**Supplied records:**
**********

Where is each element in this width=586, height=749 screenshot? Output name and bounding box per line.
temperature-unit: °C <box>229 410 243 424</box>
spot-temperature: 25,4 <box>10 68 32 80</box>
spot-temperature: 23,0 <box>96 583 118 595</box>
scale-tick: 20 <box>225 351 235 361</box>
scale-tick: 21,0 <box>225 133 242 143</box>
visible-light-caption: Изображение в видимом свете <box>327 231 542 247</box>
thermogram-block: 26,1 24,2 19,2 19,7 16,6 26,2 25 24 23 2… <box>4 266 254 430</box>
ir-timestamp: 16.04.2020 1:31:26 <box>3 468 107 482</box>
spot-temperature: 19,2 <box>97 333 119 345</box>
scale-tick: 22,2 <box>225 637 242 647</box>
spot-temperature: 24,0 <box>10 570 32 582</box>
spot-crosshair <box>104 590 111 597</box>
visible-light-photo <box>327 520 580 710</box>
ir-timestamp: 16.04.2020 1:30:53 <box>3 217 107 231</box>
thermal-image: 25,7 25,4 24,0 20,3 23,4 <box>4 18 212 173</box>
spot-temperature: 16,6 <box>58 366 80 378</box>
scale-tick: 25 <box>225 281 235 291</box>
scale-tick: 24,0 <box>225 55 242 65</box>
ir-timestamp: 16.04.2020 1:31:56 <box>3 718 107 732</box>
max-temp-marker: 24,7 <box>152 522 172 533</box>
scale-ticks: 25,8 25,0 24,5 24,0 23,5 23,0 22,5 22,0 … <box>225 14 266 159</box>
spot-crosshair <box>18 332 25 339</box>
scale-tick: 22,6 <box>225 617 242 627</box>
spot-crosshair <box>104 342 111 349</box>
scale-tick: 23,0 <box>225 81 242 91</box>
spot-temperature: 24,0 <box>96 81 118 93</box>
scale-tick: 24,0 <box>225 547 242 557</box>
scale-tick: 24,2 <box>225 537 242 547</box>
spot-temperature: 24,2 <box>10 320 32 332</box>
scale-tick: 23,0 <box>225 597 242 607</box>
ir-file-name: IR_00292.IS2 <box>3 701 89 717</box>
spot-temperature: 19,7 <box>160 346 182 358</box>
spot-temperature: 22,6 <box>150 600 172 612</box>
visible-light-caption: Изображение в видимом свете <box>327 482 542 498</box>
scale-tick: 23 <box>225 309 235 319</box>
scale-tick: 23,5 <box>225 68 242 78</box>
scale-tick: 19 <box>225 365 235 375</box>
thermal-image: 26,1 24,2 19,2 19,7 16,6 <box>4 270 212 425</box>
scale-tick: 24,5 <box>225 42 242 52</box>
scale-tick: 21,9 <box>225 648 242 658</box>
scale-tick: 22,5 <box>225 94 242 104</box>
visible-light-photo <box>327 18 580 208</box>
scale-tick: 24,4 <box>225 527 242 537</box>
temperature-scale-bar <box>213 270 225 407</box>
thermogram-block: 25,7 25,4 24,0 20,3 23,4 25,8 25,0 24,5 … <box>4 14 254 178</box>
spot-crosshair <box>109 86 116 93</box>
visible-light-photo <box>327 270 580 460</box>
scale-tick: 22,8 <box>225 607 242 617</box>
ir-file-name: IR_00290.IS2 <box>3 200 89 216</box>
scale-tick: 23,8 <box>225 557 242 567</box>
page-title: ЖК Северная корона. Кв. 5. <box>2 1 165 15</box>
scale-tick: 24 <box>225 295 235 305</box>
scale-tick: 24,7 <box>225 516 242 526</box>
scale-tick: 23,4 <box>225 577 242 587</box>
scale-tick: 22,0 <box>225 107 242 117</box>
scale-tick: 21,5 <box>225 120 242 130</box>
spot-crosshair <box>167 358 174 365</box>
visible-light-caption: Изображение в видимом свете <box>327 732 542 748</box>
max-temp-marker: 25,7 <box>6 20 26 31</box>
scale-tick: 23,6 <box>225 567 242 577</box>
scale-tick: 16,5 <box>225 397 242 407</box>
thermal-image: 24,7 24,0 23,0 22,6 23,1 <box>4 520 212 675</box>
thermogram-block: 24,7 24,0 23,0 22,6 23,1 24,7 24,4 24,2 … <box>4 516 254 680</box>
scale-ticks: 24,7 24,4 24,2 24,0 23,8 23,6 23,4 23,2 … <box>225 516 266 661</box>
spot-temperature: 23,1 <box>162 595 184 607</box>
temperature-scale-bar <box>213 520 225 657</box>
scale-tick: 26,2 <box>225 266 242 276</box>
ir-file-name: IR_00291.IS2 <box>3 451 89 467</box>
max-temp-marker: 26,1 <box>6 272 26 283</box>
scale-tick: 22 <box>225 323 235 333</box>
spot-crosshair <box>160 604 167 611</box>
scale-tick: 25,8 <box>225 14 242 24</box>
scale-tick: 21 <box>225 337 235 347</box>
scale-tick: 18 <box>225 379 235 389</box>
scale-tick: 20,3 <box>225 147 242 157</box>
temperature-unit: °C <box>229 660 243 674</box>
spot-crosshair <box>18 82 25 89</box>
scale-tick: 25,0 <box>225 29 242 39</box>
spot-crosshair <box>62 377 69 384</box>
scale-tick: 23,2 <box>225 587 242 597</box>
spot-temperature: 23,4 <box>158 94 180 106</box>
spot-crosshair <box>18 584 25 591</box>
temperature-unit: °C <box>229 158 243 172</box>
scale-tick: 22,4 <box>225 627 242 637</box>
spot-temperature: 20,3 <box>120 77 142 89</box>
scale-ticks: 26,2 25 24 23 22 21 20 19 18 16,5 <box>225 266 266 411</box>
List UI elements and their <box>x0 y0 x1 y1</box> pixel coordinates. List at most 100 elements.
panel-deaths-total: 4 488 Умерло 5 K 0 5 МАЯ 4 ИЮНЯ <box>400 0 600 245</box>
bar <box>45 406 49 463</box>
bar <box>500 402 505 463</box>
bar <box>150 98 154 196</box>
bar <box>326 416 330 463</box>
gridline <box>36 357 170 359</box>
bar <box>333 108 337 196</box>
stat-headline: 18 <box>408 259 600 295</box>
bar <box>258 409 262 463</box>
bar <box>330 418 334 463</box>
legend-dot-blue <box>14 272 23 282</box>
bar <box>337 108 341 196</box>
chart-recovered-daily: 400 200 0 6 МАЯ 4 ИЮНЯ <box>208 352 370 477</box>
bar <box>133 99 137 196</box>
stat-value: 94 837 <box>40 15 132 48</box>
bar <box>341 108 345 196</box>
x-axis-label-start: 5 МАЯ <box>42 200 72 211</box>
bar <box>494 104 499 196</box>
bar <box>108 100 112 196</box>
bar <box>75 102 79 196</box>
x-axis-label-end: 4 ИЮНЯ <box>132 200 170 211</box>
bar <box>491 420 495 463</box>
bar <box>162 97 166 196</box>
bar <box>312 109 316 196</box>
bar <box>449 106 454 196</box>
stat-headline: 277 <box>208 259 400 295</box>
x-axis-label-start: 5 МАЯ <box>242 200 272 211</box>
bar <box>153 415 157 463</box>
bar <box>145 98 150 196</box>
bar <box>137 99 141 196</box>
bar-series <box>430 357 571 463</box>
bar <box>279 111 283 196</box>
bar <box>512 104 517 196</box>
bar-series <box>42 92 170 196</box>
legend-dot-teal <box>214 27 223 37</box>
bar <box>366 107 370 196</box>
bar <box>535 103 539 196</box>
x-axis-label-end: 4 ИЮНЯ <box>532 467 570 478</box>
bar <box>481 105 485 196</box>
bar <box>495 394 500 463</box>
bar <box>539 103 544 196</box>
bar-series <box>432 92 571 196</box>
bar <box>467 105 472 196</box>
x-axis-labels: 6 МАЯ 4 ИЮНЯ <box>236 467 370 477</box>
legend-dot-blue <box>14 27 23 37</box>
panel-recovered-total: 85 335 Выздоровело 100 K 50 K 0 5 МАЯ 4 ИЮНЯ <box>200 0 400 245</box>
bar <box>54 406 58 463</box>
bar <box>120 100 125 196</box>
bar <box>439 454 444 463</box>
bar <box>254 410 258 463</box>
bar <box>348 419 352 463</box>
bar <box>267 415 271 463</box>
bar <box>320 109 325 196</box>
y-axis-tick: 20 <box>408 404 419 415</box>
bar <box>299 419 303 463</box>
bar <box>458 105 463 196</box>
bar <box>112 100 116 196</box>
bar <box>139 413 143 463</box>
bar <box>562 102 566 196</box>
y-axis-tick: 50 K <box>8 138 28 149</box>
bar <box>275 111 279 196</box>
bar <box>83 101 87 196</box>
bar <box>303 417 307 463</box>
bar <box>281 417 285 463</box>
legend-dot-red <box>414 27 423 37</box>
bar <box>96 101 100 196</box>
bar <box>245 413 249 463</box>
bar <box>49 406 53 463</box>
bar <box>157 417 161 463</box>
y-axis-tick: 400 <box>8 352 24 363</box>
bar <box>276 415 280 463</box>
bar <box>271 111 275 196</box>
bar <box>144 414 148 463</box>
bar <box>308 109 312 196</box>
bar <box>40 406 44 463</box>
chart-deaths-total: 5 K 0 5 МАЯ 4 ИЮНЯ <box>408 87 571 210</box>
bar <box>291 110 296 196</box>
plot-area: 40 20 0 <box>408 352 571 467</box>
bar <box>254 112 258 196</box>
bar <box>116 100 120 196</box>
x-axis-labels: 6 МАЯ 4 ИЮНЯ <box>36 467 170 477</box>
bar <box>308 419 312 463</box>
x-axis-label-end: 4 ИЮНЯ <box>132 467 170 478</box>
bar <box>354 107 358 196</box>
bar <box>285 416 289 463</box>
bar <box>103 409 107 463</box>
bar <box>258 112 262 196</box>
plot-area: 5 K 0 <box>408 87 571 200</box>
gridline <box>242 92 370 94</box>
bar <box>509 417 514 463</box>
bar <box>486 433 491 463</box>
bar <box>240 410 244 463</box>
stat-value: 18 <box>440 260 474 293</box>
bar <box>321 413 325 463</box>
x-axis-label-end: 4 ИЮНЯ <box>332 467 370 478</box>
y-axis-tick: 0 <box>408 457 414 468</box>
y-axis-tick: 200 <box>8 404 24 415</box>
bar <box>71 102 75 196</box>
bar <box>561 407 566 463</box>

**********

**Directive:** Arrange everything from the start of the listing down to the line containing "spot-crosshair <box>104 590 111 597</box>" as a Markdown table with the columns Row and Line, numbering each row and leaving out blank lines.

**Result of the task:**
| Row | Line |
|---|---|
| 1 | Where is each element in this width=586, height=749 screenshot? Output name and bounding box per line. |
| 2 | temperature-unit: °C <box>229 410 243 424</box> |
| 3 | spot-temperature: 25,4 <box>10 68 32 80</box> |
| 4 | spot-temperature: 23,0 <box>96 583 118 595</box> |
| 5 | scale-tick: 20 <box>225 351 235 361</box> |
| 6 | scale-tick: 21,0 <box>225 133 242 143</box> |
| 7 | visible-light-caption: Изображение в видимом свете <box>327 231 542 247</box> |
| 8 | thermogram-block: 26,1 24,2 19,2 19,7 16,6 26,2 25 24 23 2… <box>4 266 254 430</box> |
| 9 | ir-timestamp: 16.04.2020 1:31:26 <box>3 468 107 482</box> |
| 10 | spot-temperature: 19,2 <box>97 333 119 345</box> |
| 11 | scale-tick: 22,2 <box>225 637 242 647</box> |
| 12 | spot-temperature: 24,0 <box>10 570 32 582</box> |
| 13 | spot-crosshair <box>104 590 111 597</box> |